> EXERCISE: Report, as a bare number, how many lines of the material below contain the word "śliwkowe".

> DATASET ROWS:
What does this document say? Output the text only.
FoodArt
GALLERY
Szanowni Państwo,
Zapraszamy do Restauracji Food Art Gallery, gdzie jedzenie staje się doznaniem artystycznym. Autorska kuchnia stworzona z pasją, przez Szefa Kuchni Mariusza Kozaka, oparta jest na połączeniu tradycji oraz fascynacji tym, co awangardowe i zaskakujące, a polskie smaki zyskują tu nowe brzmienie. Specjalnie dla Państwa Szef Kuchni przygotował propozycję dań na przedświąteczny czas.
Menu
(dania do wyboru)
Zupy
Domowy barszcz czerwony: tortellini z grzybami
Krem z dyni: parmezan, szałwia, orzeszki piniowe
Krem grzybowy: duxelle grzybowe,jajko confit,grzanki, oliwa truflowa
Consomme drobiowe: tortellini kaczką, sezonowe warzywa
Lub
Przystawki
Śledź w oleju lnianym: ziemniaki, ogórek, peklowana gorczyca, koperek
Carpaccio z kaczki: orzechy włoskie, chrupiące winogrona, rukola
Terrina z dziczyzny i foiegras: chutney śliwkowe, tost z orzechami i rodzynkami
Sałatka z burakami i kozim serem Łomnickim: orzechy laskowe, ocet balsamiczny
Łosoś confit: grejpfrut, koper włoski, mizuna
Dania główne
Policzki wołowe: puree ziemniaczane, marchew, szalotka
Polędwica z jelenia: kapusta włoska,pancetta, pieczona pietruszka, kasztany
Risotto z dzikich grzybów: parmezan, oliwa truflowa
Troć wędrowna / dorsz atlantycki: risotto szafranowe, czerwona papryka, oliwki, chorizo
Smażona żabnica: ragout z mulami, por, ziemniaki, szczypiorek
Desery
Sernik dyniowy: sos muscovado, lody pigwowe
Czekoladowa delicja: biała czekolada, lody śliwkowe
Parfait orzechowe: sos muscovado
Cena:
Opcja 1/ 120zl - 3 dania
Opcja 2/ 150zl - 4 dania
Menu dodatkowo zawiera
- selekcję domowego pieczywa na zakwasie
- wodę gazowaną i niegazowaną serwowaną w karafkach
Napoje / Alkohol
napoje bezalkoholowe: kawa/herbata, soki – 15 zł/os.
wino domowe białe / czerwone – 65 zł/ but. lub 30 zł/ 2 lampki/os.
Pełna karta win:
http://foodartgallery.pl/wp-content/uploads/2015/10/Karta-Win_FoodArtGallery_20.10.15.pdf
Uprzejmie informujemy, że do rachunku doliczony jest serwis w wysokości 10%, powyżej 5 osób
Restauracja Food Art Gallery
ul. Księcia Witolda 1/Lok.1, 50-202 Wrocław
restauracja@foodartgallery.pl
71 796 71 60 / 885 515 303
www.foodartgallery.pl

> SOLUTION TO THIS PROBLEM: 2